» THE REQUEST: Restate the data below word for word. Skip any images it contains.

» LISTED RECORDS:
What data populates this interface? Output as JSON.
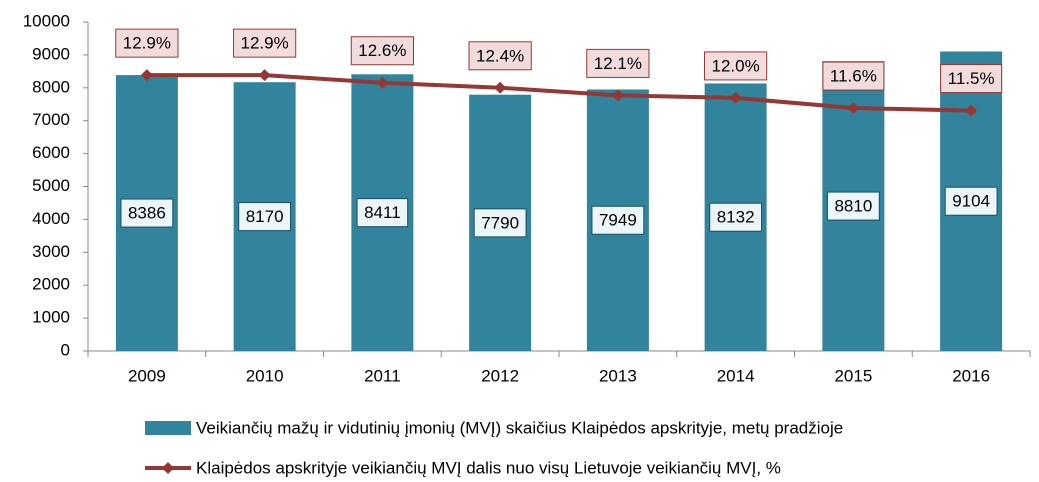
{
  "chart_data": {
    "type": "bar",
    "categories": [
      "2009",
      "2010",
      "2011",
      "2012",
      "2013",
      "2014",
      "2015",
      "2016"
    ],
    "series": [
      {
        "name": "Veikiančių mažų ir vidutinių įmonių (MVĮ) skaičius Klaipėdos apskrityje, metų pradžioje",
        "type": "bar",
        "color": "#31849b",
        "values": [
          8386,
          8170,
          8411,
          7790,
          7949,
          8132,
          8810,
          9104
        ]
      },
      {
        "name": "Klaipėdos  apskrityje veikiančių MVĮ dalis nuo visų Lietuvoje veikiančių MVĮ, %",
        "type": "line",
        "axis": "y2",
        "color": "#953735",
        "values": [
          12.9,
          12.9,
          12.6,
          12.4,
          12.1,
          12.0,
          11.6,
          11.5
        ],
        "value_labels": [
          "12.9%",
          "12.9%",
          "12.6%",
          "12.4%",
          "12.1%",
          "12.0%",
          "11.6%",
          "11.5%"
        ]
      }
    ],
    "ylim": [
      0,
      10000
    ],
    "yticks": [
      0,
      1000,
      2000,
      3000,
      4000,
      5000,
      6000,
      7000,
      8000,
      9000,
      10000
    ],
    "y2lim": [
      2,
      15
    ],
    "grid": false
  }
}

» FINAL RESULT:
What data populates this interface? Output as JSON.
{
  "chart_data": {
    "type": "bar",
    "categories": [
      "2009",
      "2010",
      "2011",
      "2012",
      "2013",
      "2014",
      "2015",
      "2016"
    ],
    "series": [
      {
        "name": "Veikiančių mažų ir vidutinių įmonių (MVĮ) skaičius Klaipėdos apskrityje, metų pradžioje",
        "type": "bar",
        "color": "#31849b",
        "values": [
          8386,
          8170,
          8411,
          7790,
          7949,
          8132,
          8810,
          9104
        ]
      },
      {
        "name": "Klaipėdos  apskrityje veikiančių MVĮ dalis nuo visų Lietuvoje veikiančių MVĮ, %",
        "type": "line",
        "axis": "y2",
        "color": "#953735",
        "values": [
          12.9,
          12.9,
          12.6,
          12.4,
          12.1,
          12.0,
          11.6,
          11.5
        ],
        "value_labels": [
          "12.9%",
          "12.9%",
          "12.6%",
          "12.4%",
          "12.1%",
          "12.0%",
          "11.6%",
          "11.5%"
        ]
      }
    ],
    "ylim": [
      0,
      10000
    ],
    "yticks": [
      0,
      1000,
      2000,
      3000,
      4000,
      5000,
      6000,
      7000,
      8000,
      9000,
      10000
    ],
    "y2lim": [
      2,
      15
    ],
    "grid": false
  }
}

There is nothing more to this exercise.